▶ **Task statement**:
Extract the complete data exactly as given.

## Start Listed entries

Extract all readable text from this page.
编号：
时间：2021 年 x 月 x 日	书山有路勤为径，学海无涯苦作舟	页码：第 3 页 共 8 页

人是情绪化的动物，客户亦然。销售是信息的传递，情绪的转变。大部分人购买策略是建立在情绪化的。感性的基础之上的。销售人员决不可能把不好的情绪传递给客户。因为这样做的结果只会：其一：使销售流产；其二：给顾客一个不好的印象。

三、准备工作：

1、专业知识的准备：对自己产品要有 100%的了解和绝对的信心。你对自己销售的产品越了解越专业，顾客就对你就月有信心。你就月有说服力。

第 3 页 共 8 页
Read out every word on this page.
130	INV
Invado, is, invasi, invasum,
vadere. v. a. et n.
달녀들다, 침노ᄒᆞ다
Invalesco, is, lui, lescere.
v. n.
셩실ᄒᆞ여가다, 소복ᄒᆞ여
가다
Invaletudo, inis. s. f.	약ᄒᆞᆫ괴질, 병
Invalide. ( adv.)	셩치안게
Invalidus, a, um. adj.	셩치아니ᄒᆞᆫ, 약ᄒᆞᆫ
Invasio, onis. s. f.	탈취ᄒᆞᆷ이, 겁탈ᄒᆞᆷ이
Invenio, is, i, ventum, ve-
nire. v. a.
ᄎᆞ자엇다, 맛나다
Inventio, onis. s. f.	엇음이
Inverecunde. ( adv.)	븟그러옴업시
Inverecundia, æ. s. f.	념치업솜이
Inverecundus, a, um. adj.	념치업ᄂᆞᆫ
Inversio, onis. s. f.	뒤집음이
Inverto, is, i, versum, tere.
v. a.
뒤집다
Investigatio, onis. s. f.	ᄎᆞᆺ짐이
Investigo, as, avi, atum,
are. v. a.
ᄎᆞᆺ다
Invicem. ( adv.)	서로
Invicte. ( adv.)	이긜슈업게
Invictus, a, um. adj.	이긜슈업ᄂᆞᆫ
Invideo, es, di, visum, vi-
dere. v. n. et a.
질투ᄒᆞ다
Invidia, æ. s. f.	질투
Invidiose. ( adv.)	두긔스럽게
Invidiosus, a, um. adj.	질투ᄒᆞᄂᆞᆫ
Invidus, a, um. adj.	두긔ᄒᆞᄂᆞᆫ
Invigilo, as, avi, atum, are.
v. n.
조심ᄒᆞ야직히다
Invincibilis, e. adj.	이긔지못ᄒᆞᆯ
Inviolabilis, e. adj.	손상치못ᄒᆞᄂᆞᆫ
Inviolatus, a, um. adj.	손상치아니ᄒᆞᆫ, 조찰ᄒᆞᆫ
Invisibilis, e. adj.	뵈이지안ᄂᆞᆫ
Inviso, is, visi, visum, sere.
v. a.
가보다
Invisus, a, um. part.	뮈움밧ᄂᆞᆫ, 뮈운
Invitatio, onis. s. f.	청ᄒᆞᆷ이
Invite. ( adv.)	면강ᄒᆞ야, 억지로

## End Listed entries

▶ **Exercise result**:
Extract all readable text from this page.
编号：
时间：2021 年 x 月 x 日	书山有路勤为径，学海无涯苦作舟	页码：第 3 页 共 8 页

人是情绪化的动物，客户亦然。销售是信息的传递，情绪的转变。大部分人购买策略是建立在情绪化的。感性的基础之上的。销售人员决不可能把不好的情绪传递给客户。因为这样做的结果只会：其一：使销售流产；其二：给顾客一个不好的印象。

三、准备工作：

1、专业知识的准备：对自己产品要有 100%的了解和绝对的信心。你对自己销售的产品越了解越专业，顾客就对你就月有信心。你就月有说服力。

第 3 页 共 8 页
Read out every word on this page.
130	INV
Invado, is, invasi, invasum,
vadere. v. a. et n.
달녀들다, 침노ᄒᆞ다
Invalesco, is, lui, lescere.
v. n.
셩실ᄒᆞ여가다, 소복ᄒᆞ여
가다
Invaletudo, inis. s. f.	약ᄒᆞᆫ괴질, 병
Invalide. ( adv.)	셩치안게
Invalidus, a, um. adj.	셩치아니ᄒᆞᆫ, 약ᄒᆞᆫ
Invasio, onis. s. f.	탈취ᄒᆞᆷ이, 겁탈ᄒᆞᆷ이
Invenio, is, i, ventum, ve-
nire. v. a.
ᄎᆞ자엇다, 맛나다
Inventio, onis. s. f.	엇음이
Inverecunde. ( adv.)	븟그러옴업시
Inverecundia, æ. s. f.	념치업솜이
Inverecundus, a, um. adj.	념치업ᄂᆞᆫ
Inversio, onis. s. f.	뒤집음이
Inverto, is, i, versum, tere.
v. a.
뒤집다
Investigatio, onis. s. f.	ᄎᆞᆺ짐이
Investigo, as, avi, atum,
are. v. a.
ᄎᆞᆺ다
Invicem. ( adv.)	서로
Invicte. ( adv.)	이긜슈업게
Invictus, a, um. adj.	이긜슈업ᄂᆞᆫ
Invideo, es, di, visum, vi-
dere. v. n. et a.
질투ᄒᆞ다
Invidia, æ. s. f.	질투
Invidiose. ( adv.)	두긔스럽게
Invidiosus, a, um. adj.	질투ᄒᆞᄂᆞᆫ
Invidus, a, um. adj.	두긔ᄒᆞᄂᆞᆫ
Invigilo, as, avi, atum, are.
v. n.
조심ᄒᆞ야직히다
Invincibilis, e. adj.	이긔지못ᄒᆞᆯ
Inviolabilis, e. adj.	손상치못ᄒᆞᄂᆞᆫ
Inviolatus, a, um. adj.	손상치아니ᄒᆞᆫ, 조찰ᄒᆞᆫ
Invisibilis, e. adj.	뵈이지안ᄂᆞᆫ
Inviso, is, visi, visum, sere.
v. a.
가보다
Invisus, a, um. part.	뮈움밧ᄂᆞᆫ, 뮈운
Invitatio, onis. s. f.	청ᄒᆞᆷ이
Invite. ( adv.)	면강ᄒᆞ야, 억지로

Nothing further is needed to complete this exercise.